_Request_:
Identify and reproduce every line holding the string "right".

(Figure collection entries)
┌──
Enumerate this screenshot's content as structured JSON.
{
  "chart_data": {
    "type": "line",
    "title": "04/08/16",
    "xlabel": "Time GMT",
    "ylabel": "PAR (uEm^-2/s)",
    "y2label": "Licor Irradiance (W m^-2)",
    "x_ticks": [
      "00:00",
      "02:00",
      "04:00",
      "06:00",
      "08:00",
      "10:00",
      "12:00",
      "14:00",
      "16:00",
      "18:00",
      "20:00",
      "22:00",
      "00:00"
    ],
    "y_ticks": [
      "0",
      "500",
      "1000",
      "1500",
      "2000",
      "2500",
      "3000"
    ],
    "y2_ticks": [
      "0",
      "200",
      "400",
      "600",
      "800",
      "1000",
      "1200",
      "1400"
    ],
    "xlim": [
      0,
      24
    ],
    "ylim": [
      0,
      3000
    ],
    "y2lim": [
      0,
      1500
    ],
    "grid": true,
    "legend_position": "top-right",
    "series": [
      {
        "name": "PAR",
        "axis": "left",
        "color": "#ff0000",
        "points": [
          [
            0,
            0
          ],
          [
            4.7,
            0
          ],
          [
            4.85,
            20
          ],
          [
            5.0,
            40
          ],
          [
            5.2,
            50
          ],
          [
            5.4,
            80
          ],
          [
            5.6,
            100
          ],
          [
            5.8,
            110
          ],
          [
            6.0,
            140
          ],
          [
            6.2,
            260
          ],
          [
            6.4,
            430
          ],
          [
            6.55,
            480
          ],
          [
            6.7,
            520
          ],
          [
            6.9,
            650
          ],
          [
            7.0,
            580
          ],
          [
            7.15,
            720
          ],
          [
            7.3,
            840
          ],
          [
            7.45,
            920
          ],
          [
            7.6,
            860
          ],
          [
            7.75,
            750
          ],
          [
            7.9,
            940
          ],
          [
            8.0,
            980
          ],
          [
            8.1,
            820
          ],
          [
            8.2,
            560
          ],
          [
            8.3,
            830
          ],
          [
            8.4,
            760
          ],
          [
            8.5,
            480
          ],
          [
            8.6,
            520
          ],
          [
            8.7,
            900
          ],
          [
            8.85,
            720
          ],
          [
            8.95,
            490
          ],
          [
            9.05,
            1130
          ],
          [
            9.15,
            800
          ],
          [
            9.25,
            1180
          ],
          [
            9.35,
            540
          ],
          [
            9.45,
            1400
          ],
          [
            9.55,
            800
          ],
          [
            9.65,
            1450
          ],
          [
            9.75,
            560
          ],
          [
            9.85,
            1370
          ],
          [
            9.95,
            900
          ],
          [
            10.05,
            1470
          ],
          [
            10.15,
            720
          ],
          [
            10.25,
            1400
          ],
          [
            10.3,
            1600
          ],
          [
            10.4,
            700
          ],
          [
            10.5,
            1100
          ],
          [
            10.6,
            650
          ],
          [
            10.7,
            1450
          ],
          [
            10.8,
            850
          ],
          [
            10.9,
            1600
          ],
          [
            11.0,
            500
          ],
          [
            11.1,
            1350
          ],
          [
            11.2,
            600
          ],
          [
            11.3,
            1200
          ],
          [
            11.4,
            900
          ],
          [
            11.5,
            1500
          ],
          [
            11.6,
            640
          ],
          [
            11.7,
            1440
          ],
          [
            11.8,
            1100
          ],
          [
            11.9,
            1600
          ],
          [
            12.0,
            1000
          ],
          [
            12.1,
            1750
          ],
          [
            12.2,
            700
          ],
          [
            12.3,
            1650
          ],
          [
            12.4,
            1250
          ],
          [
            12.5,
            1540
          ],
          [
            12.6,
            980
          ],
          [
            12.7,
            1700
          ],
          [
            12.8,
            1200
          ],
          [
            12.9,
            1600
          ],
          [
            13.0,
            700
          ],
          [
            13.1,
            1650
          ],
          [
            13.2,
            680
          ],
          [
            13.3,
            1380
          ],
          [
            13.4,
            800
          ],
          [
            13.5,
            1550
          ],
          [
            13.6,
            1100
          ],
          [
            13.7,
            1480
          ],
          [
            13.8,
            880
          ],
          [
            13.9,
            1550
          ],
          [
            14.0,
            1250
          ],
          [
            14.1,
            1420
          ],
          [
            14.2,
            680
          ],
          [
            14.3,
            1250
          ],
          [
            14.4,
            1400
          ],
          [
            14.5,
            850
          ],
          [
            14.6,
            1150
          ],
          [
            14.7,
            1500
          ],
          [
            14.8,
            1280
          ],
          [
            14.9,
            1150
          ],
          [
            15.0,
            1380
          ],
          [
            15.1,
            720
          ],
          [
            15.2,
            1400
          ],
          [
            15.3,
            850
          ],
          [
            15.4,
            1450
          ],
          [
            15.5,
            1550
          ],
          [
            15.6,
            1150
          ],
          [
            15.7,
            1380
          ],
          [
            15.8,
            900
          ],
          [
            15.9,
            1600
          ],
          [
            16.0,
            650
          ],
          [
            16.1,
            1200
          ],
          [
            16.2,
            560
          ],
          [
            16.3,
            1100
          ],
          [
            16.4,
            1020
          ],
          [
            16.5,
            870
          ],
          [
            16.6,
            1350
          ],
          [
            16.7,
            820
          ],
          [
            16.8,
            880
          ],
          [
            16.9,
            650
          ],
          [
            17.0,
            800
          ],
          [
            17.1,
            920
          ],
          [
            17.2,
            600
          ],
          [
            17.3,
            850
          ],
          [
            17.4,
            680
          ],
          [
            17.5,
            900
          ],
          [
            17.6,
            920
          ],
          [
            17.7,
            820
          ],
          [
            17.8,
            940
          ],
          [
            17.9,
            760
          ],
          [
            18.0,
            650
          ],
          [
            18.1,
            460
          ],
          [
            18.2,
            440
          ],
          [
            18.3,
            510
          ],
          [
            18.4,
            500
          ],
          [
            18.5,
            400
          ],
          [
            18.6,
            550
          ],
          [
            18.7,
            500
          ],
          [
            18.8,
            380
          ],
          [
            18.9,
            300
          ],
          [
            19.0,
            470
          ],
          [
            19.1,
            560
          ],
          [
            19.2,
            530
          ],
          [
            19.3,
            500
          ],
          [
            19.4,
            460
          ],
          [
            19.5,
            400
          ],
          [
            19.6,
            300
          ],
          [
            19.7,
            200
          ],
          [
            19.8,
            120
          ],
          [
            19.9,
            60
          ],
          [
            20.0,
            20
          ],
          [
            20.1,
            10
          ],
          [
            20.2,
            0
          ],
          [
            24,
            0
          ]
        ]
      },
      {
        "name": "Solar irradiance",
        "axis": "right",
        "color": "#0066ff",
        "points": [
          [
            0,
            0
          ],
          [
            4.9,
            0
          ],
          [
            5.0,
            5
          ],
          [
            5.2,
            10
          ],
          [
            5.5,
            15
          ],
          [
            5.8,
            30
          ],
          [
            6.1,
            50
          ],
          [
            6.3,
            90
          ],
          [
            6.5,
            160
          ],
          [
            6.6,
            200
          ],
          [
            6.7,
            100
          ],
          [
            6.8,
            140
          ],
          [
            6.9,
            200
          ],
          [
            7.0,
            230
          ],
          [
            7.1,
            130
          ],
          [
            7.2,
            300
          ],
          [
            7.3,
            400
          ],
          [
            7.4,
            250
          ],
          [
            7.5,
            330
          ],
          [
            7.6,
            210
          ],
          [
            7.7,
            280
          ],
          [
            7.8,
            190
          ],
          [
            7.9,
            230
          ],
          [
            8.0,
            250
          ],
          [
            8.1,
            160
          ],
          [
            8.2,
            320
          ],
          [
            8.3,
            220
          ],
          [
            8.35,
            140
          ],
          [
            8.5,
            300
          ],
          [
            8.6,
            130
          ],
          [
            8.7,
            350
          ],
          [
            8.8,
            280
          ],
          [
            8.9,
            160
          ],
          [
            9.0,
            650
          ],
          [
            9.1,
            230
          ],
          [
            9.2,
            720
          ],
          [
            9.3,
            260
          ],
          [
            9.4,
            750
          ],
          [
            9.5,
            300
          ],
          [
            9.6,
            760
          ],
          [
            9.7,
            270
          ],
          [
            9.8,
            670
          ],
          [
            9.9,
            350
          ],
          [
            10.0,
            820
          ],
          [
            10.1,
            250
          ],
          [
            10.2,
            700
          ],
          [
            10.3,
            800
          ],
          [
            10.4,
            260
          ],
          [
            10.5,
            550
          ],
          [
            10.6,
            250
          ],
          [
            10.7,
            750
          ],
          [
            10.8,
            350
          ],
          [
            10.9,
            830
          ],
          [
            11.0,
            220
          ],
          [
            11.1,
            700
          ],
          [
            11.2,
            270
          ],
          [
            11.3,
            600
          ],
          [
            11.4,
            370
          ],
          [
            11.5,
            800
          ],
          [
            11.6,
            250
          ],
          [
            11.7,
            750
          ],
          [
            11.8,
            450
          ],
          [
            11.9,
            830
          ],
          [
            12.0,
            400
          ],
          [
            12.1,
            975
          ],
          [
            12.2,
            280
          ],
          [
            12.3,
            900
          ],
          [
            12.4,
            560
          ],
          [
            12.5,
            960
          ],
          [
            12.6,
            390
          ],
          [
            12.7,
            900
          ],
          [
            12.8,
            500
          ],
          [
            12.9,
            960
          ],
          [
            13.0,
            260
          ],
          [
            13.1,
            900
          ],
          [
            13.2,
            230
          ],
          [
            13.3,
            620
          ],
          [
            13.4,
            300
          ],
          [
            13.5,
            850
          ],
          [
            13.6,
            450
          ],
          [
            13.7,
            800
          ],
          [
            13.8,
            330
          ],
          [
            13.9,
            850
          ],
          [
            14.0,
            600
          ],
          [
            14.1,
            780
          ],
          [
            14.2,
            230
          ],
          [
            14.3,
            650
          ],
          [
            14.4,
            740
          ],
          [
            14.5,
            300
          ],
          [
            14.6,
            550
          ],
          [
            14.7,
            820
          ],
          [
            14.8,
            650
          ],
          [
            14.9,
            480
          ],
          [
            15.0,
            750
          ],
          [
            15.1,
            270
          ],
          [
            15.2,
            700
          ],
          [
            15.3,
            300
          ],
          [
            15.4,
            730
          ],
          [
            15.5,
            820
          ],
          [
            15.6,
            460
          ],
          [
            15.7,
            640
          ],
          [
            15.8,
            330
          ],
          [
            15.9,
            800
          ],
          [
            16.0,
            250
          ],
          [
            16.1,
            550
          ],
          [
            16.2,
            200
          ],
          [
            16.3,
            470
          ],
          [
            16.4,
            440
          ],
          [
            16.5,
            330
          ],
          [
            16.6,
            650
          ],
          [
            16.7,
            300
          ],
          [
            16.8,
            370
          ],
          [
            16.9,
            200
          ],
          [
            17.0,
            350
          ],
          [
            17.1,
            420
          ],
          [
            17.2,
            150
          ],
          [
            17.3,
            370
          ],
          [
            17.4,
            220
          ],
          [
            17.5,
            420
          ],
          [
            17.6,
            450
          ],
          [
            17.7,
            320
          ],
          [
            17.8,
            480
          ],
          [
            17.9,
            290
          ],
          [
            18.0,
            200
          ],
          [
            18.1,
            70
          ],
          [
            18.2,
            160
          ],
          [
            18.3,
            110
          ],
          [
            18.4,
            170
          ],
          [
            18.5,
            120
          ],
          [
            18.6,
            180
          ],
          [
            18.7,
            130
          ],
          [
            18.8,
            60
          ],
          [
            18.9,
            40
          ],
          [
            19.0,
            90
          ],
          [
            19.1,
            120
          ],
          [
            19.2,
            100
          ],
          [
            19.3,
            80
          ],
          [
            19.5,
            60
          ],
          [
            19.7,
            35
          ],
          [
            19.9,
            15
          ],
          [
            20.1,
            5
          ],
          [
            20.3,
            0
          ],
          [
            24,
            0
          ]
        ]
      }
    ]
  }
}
└──
_Expected output_:
    "legend_position": "top-right",
        "axis": "right",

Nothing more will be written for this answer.